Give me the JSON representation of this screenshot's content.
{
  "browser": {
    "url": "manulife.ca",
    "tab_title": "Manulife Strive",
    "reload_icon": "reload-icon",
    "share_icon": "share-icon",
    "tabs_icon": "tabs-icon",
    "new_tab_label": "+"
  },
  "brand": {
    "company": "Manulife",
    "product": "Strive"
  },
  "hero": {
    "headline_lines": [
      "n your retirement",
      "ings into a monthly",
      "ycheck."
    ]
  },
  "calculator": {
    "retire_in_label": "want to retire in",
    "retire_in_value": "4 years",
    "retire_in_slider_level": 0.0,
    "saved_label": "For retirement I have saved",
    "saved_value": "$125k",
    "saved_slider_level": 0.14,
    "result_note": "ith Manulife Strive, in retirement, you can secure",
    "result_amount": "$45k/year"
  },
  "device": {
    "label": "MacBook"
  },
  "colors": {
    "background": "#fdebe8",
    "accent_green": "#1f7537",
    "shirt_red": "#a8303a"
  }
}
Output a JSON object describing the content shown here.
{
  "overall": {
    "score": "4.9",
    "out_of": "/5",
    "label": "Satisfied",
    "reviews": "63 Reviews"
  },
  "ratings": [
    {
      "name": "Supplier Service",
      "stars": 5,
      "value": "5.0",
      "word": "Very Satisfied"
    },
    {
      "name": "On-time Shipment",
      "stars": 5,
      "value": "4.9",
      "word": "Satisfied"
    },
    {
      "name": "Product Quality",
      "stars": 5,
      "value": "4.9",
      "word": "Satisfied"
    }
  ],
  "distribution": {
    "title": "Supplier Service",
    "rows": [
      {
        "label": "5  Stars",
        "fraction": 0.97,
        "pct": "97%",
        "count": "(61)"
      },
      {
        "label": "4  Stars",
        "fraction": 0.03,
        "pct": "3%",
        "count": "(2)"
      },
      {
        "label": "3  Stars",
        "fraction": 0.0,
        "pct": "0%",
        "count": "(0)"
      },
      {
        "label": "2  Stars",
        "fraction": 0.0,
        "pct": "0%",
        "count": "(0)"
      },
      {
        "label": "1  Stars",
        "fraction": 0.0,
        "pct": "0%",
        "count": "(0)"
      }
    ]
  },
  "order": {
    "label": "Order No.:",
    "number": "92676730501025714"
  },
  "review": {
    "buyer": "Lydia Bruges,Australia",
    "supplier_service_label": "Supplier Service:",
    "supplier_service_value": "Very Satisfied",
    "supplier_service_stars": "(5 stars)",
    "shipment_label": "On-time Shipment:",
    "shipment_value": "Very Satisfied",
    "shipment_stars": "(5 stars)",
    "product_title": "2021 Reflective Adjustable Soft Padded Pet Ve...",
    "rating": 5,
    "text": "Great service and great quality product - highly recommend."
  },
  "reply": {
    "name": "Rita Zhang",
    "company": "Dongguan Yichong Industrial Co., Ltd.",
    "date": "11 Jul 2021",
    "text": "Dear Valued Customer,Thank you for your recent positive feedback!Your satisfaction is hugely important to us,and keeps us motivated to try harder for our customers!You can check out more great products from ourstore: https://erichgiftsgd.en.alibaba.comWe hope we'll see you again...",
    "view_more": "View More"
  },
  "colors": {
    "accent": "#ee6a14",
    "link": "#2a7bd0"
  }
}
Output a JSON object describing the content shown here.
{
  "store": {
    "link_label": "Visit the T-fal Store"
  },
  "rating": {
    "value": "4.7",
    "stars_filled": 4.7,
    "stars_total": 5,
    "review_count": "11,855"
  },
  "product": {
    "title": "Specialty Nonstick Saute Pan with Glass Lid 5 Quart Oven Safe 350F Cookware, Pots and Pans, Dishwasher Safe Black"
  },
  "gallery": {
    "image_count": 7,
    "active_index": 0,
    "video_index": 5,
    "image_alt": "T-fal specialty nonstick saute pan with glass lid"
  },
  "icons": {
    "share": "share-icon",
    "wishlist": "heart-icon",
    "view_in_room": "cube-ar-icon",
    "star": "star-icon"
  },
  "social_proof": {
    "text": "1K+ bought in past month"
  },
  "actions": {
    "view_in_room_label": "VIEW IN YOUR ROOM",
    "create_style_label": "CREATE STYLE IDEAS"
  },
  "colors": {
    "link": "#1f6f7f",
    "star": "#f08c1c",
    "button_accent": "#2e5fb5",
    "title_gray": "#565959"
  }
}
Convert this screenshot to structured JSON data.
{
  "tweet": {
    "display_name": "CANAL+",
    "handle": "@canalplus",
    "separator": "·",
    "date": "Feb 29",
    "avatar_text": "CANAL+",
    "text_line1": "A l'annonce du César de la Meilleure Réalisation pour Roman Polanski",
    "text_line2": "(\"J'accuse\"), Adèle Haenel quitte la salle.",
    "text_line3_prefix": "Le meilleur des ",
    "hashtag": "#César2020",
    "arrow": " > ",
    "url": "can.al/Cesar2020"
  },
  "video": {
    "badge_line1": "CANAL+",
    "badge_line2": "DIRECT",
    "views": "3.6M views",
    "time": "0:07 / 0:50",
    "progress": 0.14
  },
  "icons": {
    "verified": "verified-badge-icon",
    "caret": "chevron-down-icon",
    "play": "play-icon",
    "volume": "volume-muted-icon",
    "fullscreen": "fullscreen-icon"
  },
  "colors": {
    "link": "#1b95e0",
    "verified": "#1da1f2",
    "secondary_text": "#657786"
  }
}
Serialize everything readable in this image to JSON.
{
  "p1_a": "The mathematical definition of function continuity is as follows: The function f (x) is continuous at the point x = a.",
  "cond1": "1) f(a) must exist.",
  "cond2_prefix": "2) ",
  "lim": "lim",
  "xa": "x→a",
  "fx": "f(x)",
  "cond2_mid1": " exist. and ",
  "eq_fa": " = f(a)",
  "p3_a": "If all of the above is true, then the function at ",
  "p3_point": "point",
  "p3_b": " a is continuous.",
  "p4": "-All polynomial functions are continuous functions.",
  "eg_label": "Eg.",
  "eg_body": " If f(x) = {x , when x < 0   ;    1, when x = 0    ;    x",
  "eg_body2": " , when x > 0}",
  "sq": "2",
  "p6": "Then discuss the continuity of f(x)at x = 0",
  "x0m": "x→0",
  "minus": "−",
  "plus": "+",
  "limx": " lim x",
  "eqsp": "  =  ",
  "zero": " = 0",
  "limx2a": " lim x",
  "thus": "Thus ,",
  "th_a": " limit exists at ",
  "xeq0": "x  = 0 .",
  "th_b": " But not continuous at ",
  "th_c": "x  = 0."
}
────────────────────────────────────────
* Given request
Transcribe the entire listing above precisely.

* Solution for this problem
Give me the JSON representation of this screenshot's content.
{
  "browser": {
    "url": "manulife.ca",
    "tab_title": "Manulife Strive",
    "reload_icon": "reload-icon",
    "share_icon": "share-icon",
    "tabs_icon": "tabs-icon",
    "new_tab_label": "+"
  },
  "brand": {
    "company": "Manulife",
    "product": "Strive"
  },
  "hero": {
    "headline_lines": [
      "n your retirement",
      "ings into a monthly",
      "ycheck."
    ]
  },
  "calculator": {
    "retire_in_label": "want to retire in",
    "retire_in_value": "4 years",
    "retire_in_slider_level": 0.0,
    "saved_label": "For retirement I have saved",
    "saved_value": "$125k",
    "saved_slider_level": 0.14,
    "result_note": "ith Manulife Strive, in retirement, you can secure",
    "result_amount": "$45k/year"
  },
  "device": {
    "label": "MacBook"
  },
  "colors": {
    "background": "#fdebe8",
    "accent_green": "#1f7537",
    "shirt_red": "#a8303a"
  }
}
Output a JSON object describing the content shown here.
{
  "overall": {
    "score": "4.9",
    "out_of": "/5",
    "label": "Satisfied",
    "reviews": "63 Reviews"
  },
  "ratings": [
    {
      "name": "Supplier Service",
      "stars": 5,
      "value": "5.0",
      "word": "Very Satisfied"
    },
    {
      "name": "On-time Shipment",
      "stars": 5,
      "value": "4.9",
      "word": "Satisfied"
    },
    {
      "name": "Product Quality",
      "stars": 5,
      "value": "4.9",
      "word": "Satisfied"
    }
  ],
  "distribution": {
    "title": "Supplier Service",
    "rows": [
      {
        "label": "5  Stars",
        "fraction": 0.97,
        "pct": "97%",
        "count": "(61)"
      },
      {
        "label": "4  Stars",
        "fraction": 0.03,
        "pct": "3%",
        "count": "(2)"
      },
      {
        "label": "3  Stars",
        "fraction": 0.0,
        "pct": "0%",
        "count": "(0)"
      },
      {
        "label": "2  Stars",
        "fraction": 0.0,
        "pct": "0%",
        "count": "(0)"
      },
      {
        "label": "1  Stars",
        "fraction": 0.0,
        "pct": "0%",
        "count": "(0)"
      }
    ]
  },
  "order": {
    "label": "Order No.:",
    "number": "92676730501025714"
  },
  "review": {
    "buyer": "Lydia Bruges,Australia",
    "supplier_service_label": "Supplier Service:",
    "supplier_service_value": "Very Satisfied",
    "supplier_service_stars": "(5 stars)",
    "shipment_label": "On-time Shipment:",
    "shipment_value": "Very Satisfied",
    "shipment_stars": "(5 stars)",
    "product_title": "2021 Reflective Adjustable Soft Padded Pet Ve...",
    "rating": 5,
    "text": "Great service and great quality product - highly recommend."
  },
  "reply": {
    "name": "Rita Zhang",
    "company": "Dongguan Yichong Industrial Co., Ltd.",
    "date": "11 Jul 2021",
    "text": "Dear Valued Customer,Thank you for your recent positive feedback!Your satisfaction is hugely important to us,and keeps us motivated to try harder for our customers!You can check out more great products from ourstore: https://erichgiftsgd.en.alibaba.comWe hope we'll see you again...",
    "view_more": "View More"
  },
  "colors": {
    "accent": "#ee6a14",
    "link": "#2a7bd0"
  }
}
Output a JSON object describing the content shown here.
{
  "store": {
    "link_label": "Visit the T-fal Store"
  },
  "rating": {
    "value": "4.7",
    "stars_filled": 4.7,
    "stars_total": 5,
    "review_count": "11,855"
  },
  "product": {
    "title": "Specialty Nonstick Saute Pan with Glass Lid 5 Quart Oven Safe 350F Cookware, Pots and Pans, Dishwasher Safe Black"
  },
  "gallery": {
    "image_count": 7,
    "active_index": 0,
    "video_index": 5,
    "image_alt": "T-fal specialty nonstick saute pan with glass lid"
  },
  "icons": {
    "share": "share-icon",
    "wishlist": "heart-icon",
    "view_in_room": "cube-ar-icon",
    "star": "star-icon"
  },
  "social_proof": {
    "text": "1K+ bought in past month"
  },
  "actions": {
    "view_in_room_label": "VIEW IN YOUR ROOM",
    "create_style_label": "CREATE STYLE IDEAS"
  },
  "colors": {
    "link": "#1f6f7f",
    "star": "#f08c1c",
    "button_accent": "#2e5fb5",
    "title_gray": "#565959"
  }
}
Convert this screenshot to structured JSON data.
{
  "tweet": {
    "display_name": "CANAL+",
    "handle": "@canalplus",
    "separator": "·",
    "date": "Feb 29",
    "avatar_text": "CANAL+",
    "text_line1": "A l'annonce du César de la Meilleure Réalisation pour Roman Polanski",
    "text_line2": "(\"J'accuse\"), Adèle Haenel quitte la salle.",
    "text_line3_prefix": "Le meilleur des ",
    "hashtag": "#César2020",
    "arrow": " > ",
    "url": "can.al/Cesar2020"
  },
  "video": {
    "badge_line1": "CANAL+",
    "badge_line2": "DIRECT",
    "views": "3.6M views",
    "time": "0:07 / 0:50",
    "progress": 0.14
  },
  "icons": {
    "verified": "verified-badge-icon",
    "caret": "chevron-down-icon",
    "play": "play-icon",
    "volume": "volume-muted-icon",
    "fullscreen": "fullscreen-icon"
  },
  "colors": {
    "link": "#1b95e0",
    "verified": "#1da1f2",
    "secondary_text": "#657786"
  }
}
Serialize everything readable in this image to JSON.
{
  "p1_a": "The mathematical definition of function continuity is as follows: The function f (x) is continuous at the point x = a.",
  "cond1": "1) f(a) must exist.",
  "cond2_prefix": "2) ",
  "lim": "lim",
  "xa": "x→a",
  "fx": "f(x)",
  "cond2_mid1": " exist. and ",
  "eq_fa": " = f(a)",
  "p3_a": "If all of the above is true, then the function at ",
  "p3_point": "point",
  "p3_b": " a is continuous.",
  "p4": "-All polynomial functions are continuous functions.",
  "eg_label": "Eg.",
  "eg_body": " If f(x) = {x , when x < 0   ;    1, when x = 0    ;    x",
  "eg_body2": " , when x > 0}",
  "sq": "2",
  "p6": "Then discuss the continuity of f(x)at x = 0",
  "x0m": "x→0",
  "minus": "−",
  "plus": "+",
  "limx": " lim x",
  "eqsp": "  =  ",
  "zero": " = 0",
  "limx2a": " lim x",
  "thus": "Thus ,",
  "th_a": " limit exists at ",
  "xeq0": "x  = 0 .",
  "th_b": " But not continuous at ",
  "th_c": "x  = 0."
}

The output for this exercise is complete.